Dataset =>

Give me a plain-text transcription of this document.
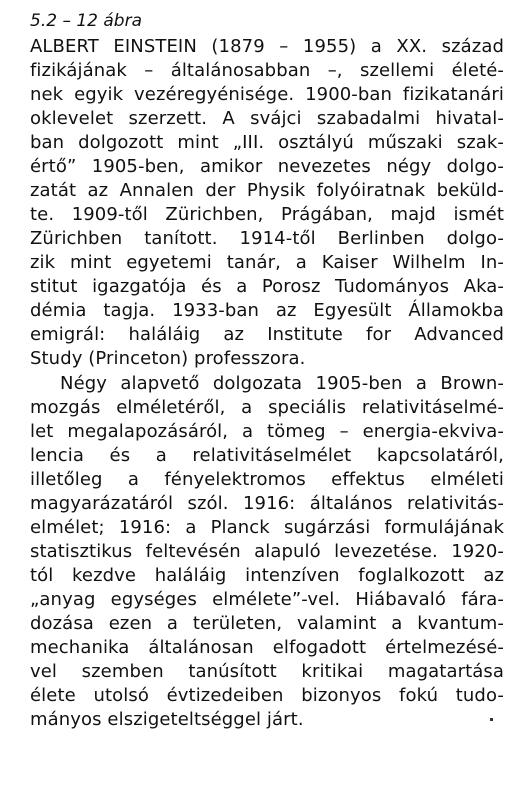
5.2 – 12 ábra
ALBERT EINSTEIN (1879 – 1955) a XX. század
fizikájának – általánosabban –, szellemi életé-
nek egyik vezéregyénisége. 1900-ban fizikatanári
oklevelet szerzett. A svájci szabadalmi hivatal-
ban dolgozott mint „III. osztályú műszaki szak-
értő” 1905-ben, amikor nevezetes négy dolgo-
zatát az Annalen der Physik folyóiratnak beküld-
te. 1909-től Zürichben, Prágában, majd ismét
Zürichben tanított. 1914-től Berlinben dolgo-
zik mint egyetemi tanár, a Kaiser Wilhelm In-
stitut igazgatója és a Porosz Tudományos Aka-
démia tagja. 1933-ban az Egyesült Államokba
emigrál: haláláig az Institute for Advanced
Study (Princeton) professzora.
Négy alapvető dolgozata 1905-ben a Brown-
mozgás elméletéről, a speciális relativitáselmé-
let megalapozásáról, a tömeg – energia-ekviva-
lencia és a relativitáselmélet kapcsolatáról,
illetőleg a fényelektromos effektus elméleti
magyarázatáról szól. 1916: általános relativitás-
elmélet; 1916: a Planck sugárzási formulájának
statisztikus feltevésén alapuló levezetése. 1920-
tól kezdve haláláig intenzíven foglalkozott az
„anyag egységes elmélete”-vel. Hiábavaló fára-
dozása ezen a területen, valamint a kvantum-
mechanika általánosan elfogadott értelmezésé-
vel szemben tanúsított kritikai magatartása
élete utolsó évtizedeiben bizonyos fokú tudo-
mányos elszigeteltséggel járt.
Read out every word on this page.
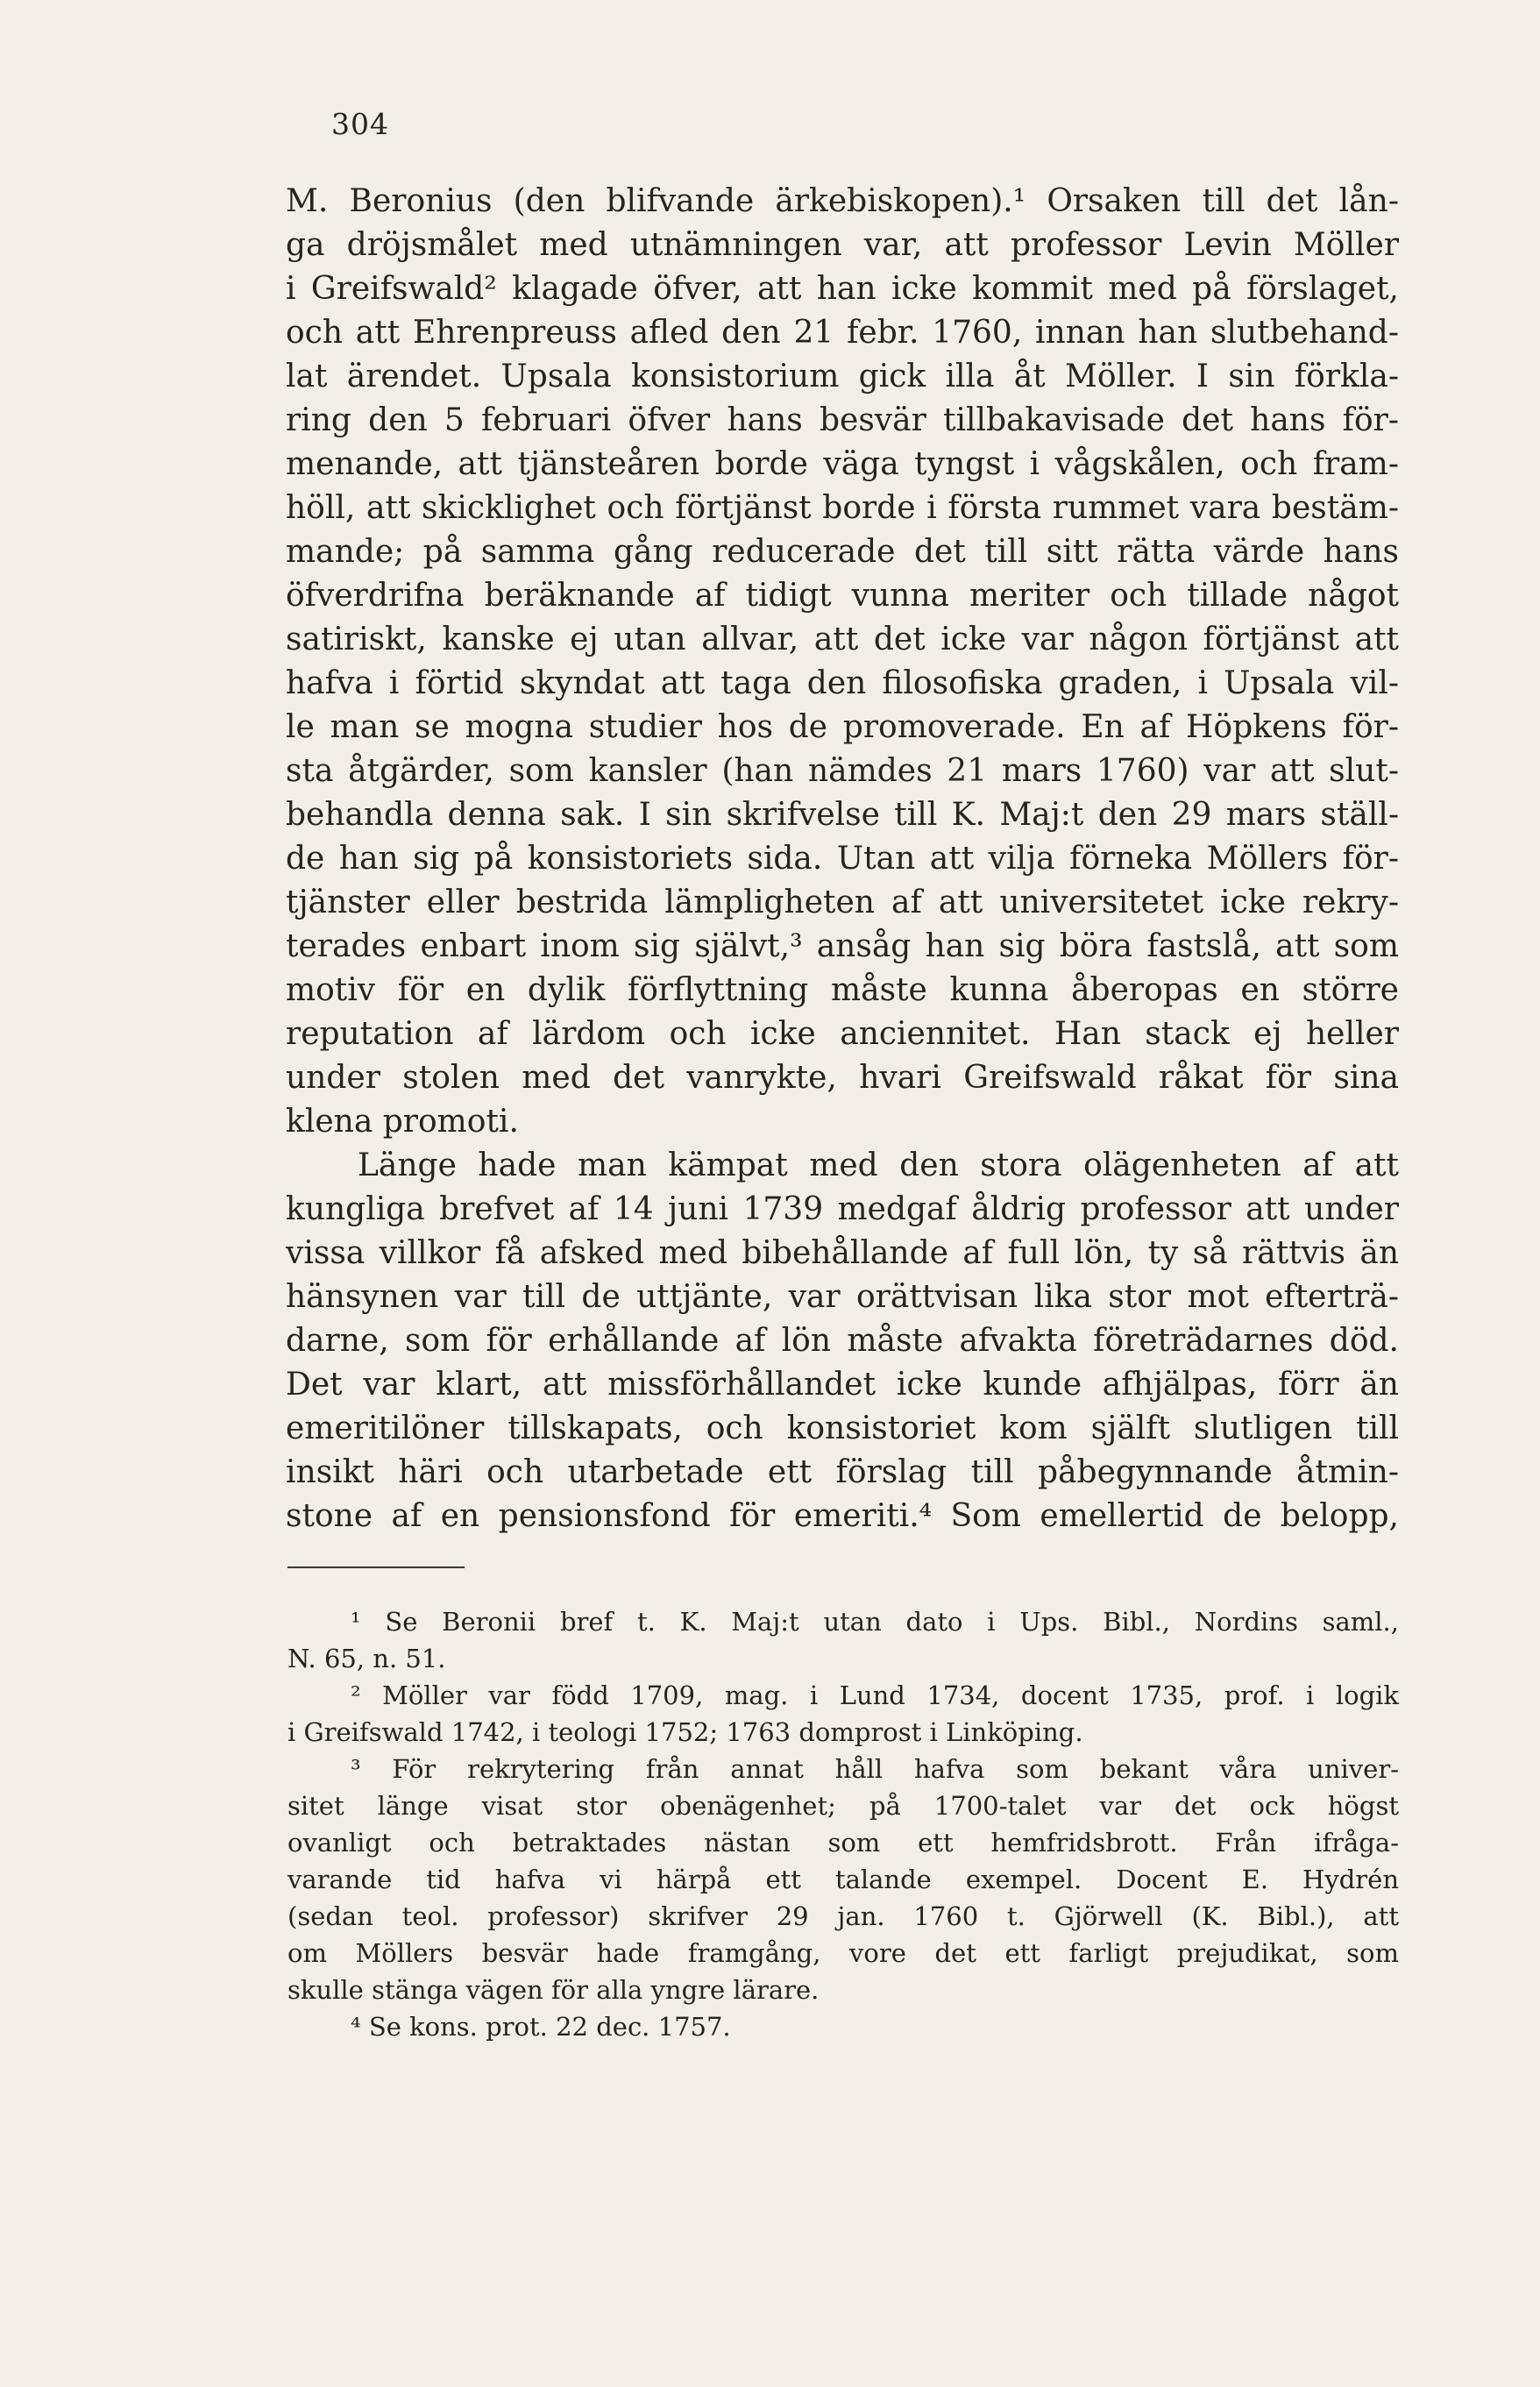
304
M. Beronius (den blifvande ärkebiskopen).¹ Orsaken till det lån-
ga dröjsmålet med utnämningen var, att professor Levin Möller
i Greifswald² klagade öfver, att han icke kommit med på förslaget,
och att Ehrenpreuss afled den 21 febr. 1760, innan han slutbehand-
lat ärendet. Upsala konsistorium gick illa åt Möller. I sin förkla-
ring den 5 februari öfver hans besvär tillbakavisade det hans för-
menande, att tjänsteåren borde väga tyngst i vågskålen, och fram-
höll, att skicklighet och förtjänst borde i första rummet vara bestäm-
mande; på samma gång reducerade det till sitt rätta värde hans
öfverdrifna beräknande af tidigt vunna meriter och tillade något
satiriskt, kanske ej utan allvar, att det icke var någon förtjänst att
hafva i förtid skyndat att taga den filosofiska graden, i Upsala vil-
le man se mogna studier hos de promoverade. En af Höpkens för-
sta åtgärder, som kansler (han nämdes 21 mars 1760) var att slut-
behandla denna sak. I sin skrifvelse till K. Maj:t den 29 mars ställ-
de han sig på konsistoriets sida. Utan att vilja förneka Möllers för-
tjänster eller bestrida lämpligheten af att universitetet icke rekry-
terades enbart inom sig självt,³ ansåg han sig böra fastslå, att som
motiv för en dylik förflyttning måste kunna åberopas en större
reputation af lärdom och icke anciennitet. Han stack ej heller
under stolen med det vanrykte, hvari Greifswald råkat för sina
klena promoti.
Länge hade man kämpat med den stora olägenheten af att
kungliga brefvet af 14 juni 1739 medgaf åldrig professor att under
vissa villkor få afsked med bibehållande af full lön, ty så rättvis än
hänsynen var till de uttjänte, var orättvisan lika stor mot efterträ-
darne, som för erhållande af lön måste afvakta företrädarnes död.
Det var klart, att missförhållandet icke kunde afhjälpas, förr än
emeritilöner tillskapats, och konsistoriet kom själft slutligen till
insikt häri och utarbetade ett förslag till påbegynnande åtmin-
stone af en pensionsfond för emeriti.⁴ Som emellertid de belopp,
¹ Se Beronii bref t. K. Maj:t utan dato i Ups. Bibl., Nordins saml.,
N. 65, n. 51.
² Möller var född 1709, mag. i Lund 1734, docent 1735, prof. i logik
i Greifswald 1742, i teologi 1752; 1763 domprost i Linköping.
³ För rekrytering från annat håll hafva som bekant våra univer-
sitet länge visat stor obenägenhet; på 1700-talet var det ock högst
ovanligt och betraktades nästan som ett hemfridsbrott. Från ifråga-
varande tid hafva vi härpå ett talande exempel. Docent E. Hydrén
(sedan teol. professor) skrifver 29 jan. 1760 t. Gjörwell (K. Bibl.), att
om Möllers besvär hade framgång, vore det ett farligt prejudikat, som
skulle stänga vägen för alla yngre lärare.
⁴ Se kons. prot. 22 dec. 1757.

Do this => Filter out every line that lacks the word "professor", and copy the rest.

Solution =>
ga dröjsmålet med utnämningen var, att professor Levin Möller
kungliga brefvet af 14 juni 1739 medgaf åldrig professor att under
(sedan teol. professor) skrifver 29 jan. 1760 t. Gjörwell (K. Bibl.), att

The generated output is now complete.